● TASK DESCRIPTION: Find each line below where the word "ClearView" occurs, and copy it.

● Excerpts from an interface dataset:
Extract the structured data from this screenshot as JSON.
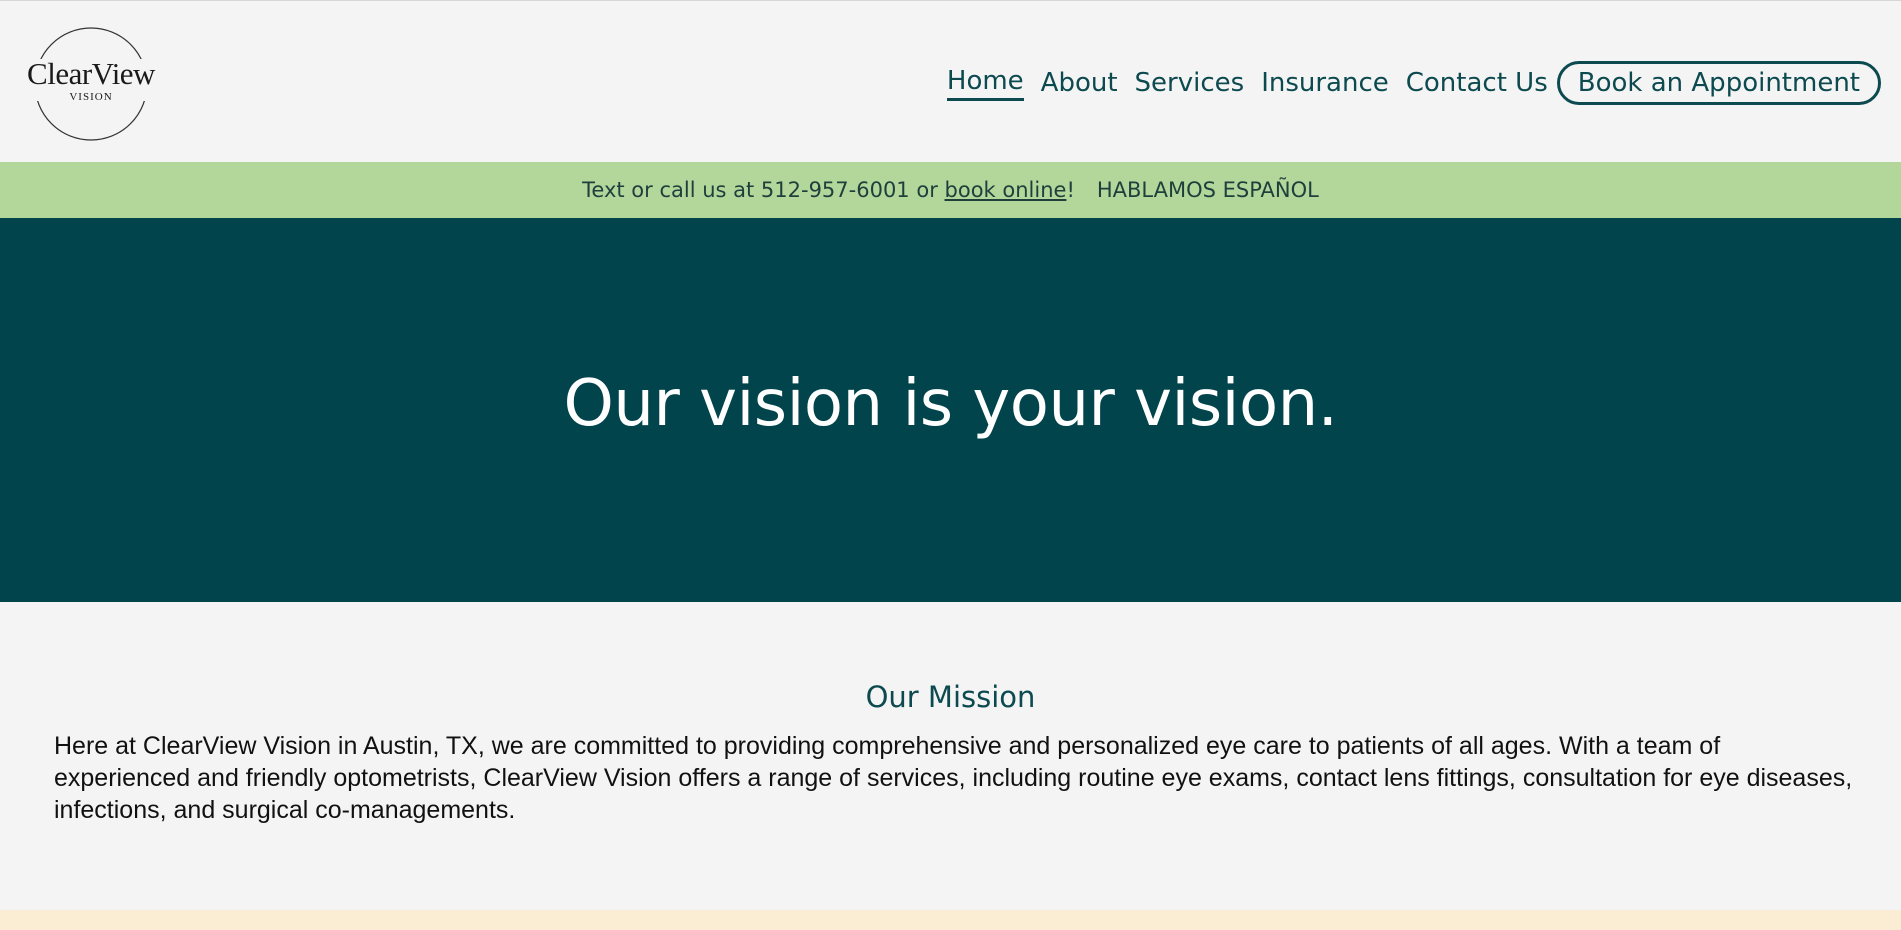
{
  "logo": {
    "name": "ClearView",
    "subtitle": "VISION"
  },
  "nav": {
    "items": [
      {
        "label": "Home",
        "active": true
      },
      {
        "label": "About",
        "active": false
      },
      {
        "label": "Services",
        "active": false
      },
      {
        "label": "Insurance",
        "active": false
      },
      {
        "label": "Contact Us",
        "active": false
      }
    ],
    "cta_label": "Book an Appointment"
  },
  "announce": {
    "prefix": "Text or call us at 512-957-6001 or ",
    "link_text": "book online",
    "suffix": "!",
    "spanish": "HABLAMOS ESPAÑOL"
  },
  "hero": {
    "headline": "Our vision is your vision."
  },
  "mission": {
    "title": "Our Mission",
    "body": "Here at ClearView Vision in Austin, TX, we are committed to providing comprehensive and personalized eye care to patients of all ages. With a team of experienced and friendly optometrists, ClearView Vision offers a range of services, including routine eye exams, contact lens fittings, consultation for eye diseases, infections, and surgical co-managements."
  },
  "colors": {
    "brand_teal": "#01444b",
    "nav_text": "#0d4a50",
    "announce_bg": "#b3d69b",
    "page_bg": "#f4f4f4",
    "footer_bg": "#fbecd4"
  }
}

● SOLUTION:
    "name": "ClearView",
    "body": "Here at ClearView Vision in Austin, TX, we are committed to providing comprehensive and personalized eye care to patients of all ages. With a team of experienced and friendly optometrists, ClearView Vision offers a range of services, including routine eye exams, contact lens fittings, consultation for eye diseases, infections, and surgical co-managements."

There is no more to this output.